YOUR OBJECTIVE = Every record here should be printed again exactly.

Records
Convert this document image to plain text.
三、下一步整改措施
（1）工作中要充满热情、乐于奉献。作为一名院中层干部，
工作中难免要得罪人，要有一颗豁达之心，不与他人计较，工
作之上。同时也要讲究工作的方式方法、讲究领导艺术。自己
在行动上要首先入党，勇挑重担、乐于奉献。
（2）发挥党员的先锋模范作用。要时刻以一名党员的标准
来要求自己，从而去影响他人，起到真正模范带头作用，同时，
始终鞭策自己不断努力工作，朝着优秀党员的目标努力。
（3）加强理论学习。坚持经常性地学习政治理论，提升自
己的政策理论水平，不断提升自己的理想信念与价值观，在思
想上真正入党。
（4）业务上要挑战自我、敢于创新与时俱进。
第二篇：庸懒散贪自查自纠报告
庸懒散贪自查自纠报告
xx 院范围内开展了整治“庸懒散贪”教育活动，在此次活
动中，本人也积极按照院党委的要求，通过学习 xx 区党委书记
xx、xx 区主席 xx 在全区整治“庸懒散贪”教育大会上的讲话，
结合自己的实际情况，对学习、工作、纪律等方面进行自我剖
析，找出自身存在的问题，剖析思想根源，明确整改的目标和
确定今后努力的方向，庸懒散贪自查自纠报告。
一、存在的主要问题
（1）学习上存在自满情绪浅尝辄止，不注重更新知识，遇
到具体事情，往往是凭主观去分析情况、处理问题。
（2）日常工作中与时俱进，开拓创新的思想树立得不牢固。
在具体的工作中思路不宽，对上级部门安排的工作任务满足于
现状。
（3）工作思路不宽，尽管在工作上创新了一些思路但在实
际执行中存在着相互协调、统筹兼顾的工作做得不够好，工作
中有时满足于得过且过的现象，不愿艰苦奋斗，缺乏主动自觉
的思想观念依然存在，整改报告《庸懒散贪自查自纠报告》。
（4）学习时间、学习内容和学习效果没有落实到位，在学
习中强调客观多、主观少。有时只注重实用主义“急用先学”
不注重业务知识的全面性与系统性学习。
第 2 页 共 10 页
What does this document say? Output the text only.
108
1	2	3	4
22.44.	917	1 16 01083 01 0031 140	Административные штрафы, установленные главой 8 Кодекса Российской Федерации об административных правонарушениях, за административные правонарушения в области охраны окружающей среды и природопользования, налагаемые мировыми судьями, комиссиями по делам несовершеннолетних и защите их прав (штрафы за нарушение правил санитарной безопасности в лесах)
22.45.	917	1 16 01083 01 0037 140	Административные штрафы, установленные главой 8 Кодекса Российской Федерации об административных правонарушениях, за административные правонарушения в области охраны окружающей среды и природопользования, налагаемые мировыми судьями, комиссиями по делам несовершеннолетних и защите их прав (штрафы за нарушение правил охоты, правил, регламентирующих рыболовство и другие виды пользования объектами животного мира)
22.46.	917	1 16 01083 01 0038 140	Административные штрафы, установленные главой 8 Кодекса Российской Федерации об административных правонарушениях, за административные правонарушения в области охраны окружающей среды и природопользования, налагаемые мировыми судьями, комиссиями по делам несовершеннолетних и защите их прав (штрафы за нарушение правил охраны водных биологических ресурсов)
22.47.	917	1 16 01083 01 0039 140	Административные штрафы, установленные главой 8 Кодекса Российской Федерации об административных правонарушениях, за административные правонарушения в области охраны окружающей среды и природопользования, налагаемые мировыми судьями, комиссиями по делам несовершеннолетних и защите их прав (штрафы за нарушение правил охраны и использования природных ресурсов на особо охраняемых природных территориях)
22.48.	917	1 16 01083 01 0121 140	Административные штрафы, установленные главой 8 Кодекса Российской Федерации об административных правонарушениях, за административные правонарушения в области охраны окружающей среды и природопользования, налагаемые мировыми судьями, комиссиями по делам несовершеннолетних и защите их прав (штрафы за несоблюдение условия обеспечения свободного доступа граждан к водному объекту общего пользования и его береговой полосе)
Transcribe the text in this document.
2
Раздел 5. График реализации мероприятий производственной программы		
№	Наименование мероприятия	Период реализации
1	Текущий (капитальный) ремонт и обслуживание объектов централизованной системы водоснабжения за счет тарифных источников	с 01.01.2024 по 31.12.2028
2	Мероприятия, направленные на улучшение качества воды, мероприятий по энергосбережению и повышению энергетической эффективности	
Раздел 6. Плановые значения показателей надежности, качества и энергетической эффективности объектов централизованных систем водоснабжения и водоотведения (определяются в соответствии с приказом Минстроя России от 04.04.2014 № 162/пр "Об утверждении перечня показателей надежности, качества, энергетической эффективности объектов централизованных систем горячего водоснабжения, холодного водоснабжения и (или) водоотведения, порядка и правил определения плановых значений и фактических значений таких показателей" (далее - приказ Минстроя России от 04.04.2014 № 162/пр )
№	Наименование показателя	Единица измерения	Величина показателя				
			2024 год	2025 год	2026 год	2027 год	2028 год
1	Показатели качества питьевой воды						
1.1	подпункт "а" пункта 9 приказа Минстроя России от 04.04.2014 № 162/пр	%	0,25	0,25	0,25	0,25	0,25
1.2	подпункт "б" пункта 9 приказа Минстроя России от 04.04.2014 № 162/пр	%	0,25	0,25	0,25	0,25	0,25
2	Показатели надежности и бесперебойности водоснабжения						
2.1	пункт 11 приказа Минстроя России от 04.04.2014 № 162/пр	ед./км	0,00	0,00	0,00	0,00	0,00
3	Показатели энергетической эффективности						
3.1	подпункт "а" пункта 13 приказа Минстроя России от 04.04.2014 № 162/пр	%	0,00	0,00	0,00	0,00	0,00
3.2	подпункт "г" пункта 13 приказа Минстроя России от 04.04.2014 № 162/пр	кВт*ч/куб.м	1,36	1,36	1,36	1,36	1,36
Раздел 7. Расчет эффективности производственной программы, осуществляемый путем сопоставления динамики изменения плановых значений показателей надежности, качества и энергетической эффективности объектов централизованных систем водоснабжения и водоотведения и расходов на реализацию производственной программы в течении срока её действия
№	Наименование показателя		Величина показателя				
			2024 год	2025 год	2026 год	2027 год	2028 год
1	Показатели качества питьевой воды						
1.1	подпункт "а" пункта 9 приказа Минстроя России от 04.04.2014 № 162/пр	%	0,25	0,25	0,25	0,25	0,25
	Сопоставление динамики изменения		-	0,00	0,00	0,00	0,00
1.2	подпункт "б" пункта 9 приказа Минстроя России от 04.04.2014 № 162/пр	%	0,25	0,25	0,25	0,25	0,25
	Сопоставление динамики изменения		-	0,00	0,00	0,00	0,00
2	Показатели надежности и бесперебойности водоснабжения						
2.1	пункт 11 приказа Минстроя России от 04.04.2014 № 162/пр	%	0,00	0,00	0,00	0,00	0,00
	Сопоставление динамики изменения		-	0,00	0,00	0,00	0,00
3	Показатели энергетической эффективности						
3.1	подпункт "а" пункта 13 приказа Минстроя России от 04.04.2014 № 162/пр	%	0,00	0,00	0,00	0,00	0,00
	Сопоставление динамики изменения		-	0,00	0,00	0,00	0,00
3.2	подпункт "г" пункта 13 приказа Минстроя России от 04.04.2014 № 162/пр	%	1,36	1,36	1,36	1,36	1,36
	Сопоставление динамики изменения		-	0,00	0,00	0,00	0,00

SOLUTION TO THIS TASK =
Convert this document image to plain text.
三、下一步整改措施
（1）工作中要充满热情、乐于奉献。作为一名院中层干部，
工作中难免要得罪人，要有一颗豁达之心，不与他人计较，工
作之上。同时也要讲究工作的方式方法、讲究领导艺术。自己
在行动上要首先入党，勇挑重担、乐于奉献。
（2）发挥党员的先锋模范作用。要时刻以一名党员的标准
来要求自己，从而去影响他人，起到真正模范带头作用，同时，
始终鞭策自己不断努力工作，朝着优秀党员的目标努力。
（3）加强理论学习。坚持经常性地学习政治理论，提升自
己的政策理论水平，不断提升自己的理想信念与价值观，在思
想上真正入党。
（4）业务上要挑战自我、敢于创新与时俱进。
第二篇：庸懒散贪自查自纠报告
庸懒散贪自查自纠报告
xx 院范围内开展了整治“庸懒散贪”教育活动，在此次活
动中，本人也积极按照院党委的要求，通过学习 xx 区党委书记
xx、xx 区主席 xx 在全区整治“庸懒散贪”教育大会上的讲话，
结合自己的实际情况，对学习、工作、纪律等方面进行自我剖
析，找出自身存在的问题，剖析思想根源，明确整改的目标和
确定今后努力的方向，庸懒散贪自查自纠报告。
一、存在的主要问题
（1）学习上存在自满情绪浅尝辄止，不注重更新知识，遇
到具体事情，往往是凭主观去分析情况、处理问题。
（2）日常工作中与时俱进，开拓创新的思想树立得不牢固。
在具体的工作中思路不宽，对上级部门安排的工作任务满足于
现状。
（3）工作思路不宽，尽管在工作上创新了一些思路但在实
际执行中存在着相互协调、统筹兼顾的工作做得不够好，工作
中有时满足于得过且过的现象，不愿艰苦奋斗，缺乏主动自觉
的思想观念依然存在，整改报告《庸懒散贪自查自纠报告》。
（4）学习时间、学习内容和学习效果没有落实到位，在学
习中强调客观多、主观少。有时只注重实用主义“急用先学”
不注重业务知识的全面性与系统性学习。
第 2 页 共 10 页
What does this document say? Output the text only.
108
1	2	3	4
22.44.	917	1 16 01083 01 0031 140	Административные штрафы, установленные главой 8 Кодекса Российской Федерации об административных правонарушениях, за административные правонарушения в области охраны окружающей среды и природопользования, налагаемые мировыми судьями, комиссиями по делам несовершеннолетних и защите их прав (штрафы за нарушение правил санитарной безопасности в лесах)
22.45.	917	1 16 01083 01 0037 140	Административные штрафы, установленные главой 8 Кодекса Российской Федерации об административных правонарушениях, за административные правонарушения в области охраны окружающей среды и природопользования, налагаемые мировыми судьями, комиссиями по делам несовершеннолетних и защите их прав (штрафы за нарушение правил охоты, правил, регламентирующих рыболовство и другие виды пользования объектами животного мира)
22.46.	917	1 16 01083 01 0038 140	Административные штрафы, установленные главой 8 Кодекса Российской Федерации об административных правонарушениях, за административные правонарушения в области охраны окружающей среды и природопользования, налагаемые мировыми судьями, комиссиями по делам несовершеннолетних и защите их прав (штрафы за нарушение правил охраны водных биологических ресурсов)
22.47.	917	1 16 01083 01 0039 140	Административные штрафы, установленные главой 8 Кодекса Российской Федерации об административных правонарушениях, за административные правонарушения в области охраны окружающей среды и природопользования, налагаемые мировыми судьями, комиссиями по делам несовершеннолетних и защите их прав (штрафы за нарушение правил охраны и использования природных ресурсов на особо охраняемых природных территориях)
22.48.	917	1 16 01083 01 0121 140	Административные штрафы, установленные главой 8 Кодекса Российской Федерации об административных правонарушениях, за административные правонарушения в области охраны окружающей среды и природопользования, налагаемые мировыми судьями, комиссиями по делам несовершеннолетних и защите их прав (штрафы за несоблюдение условия обеспечения свободного доступа граждан к водному объекту общего пользования и его береговой полосе)
Transcribe the text in this document.
2
Раздел 5. График реализации мероприятий производственной программы		
№	Наименование мероприятия	Период реализации
1	Текущий (капитальный) ремонт и обслуживание объектов централизованной системы водоснабжения за счет тарифных источников	с 01.01.2024 по 31.12.2028
2	Мероприятия, направленные на улучшение качества воды, мероприятий по энергосбережению и повышению энергетической эффективности	
Раздел 6. Плановые значения показателей надежности, качества и энергетической эффективности объектов централизованных систем водоснабжения и водоотведения (определяются в соответствии с приказом Минстроя России от 04.04.2014 № 162/пр "Об утверждении перечня показателей надежности, качества, энергетической эффективности объектов централизованных систем горячего водоснабжения, холодного водоснабжения и (или) водоотведения, порядка и правил определения плановых значений и фактических значений таких показателей" (далее - приказ Минстроя России от 04.04.2014 № 162/пр )
№	Наименование показателя	Единица измерения	Величина показателя				
			2024 год	2025 год	2026 год	2027 год	2028 год
1	Показатели качества питьевой воды						
1.1	подпункт "а" пункта 9 приказа Минстроя России от 04.04.2014 № 162/пр	%	0,25	0,25	0,25	0,25	0,25
1.2	подпункт "б" пункта 9 приказа Минстроя России от 04.04.2014 № 162/пр	%	0,25	0,25	0,25	0,25	0,25
2	Показатели надежности и бесперебойности водоснабжения						
2.1	пункт 11 приказа Минстроя России от 04.04.2014 № 162/пр	ед./км	0,00	0,00	0,00	0,00	0,00
3	Показатели энергетической эффективности						
3.1	подпункт "а" пункта 13 приказа Минстроя России от 04.04.2014 № 162/пр	%	0,00	0,00	0,00	0,00	0,00
3.2	подпункт "г" пункта 13 приказа Минстроя России от 04.04.2014 № 162/пр	кВт*ч/куб.м	1,36	1,36	1,36	1,36	1,36
Раздел 7. Расчет эффективности производственной программы, осуществляемый путем сопоставления динамики изменения плановых значений показателей надежности, качества и энергетической эффективности объектов централизованных систем водоснабжения и водоотведения и расходов на реализацию производственной программы в течении срока её действия
№	Наименование показателя		Величина показателя				
			2024 год	2025 год	2026 год	2027 год	2028 год
1	Показатели качества питьевой воды						
1.1	подпункт "а" пункта 9 приказа Минстроя России от 04.04.2014 № 162/пр	%	0,25	0,25	0,25	0,25	0,25
	Сопоставление динамики изменения		-	0,00	0,00	0,00	0,00
1.2	подпункт "б" пункта 9 приказа Минстроя России от 04.04.2014 № 162/пр	%	0,25	0,25	0,25	0,25	0,25
	Сопоставление динамики изменения		-	0,00	0,00	0,00	0,00
2	Показатели надежности и бесперебойности водоснабжения						
2.1	пункт 11 приказа Минстроя России от 04.04.2014 № 162/пр	%	0,00	0,00	0,00	0,00	0,00
	Сопоставление динамики изменения		-	0,00	0,00	0,00	0,00
3	Показатели энергетической эффективности						
3.1	подпункт "а" пункта 13 приказа Минстроя России от 04.04.2014 № 162/пр	%	0,00	0,00	0,00	0,00	0,00
	Сопоставление динамики изменения		-	0,00	0,00	0,00	0,00
3.2	подпункт "г" пункта 13 приказа Минстроя России от 04.04.2014 № 162/пр	%	1,36	1,36	1,36	1,36	1,36
	Сопоставление динамики изменения		-	0,00	0,00	0,00	0,00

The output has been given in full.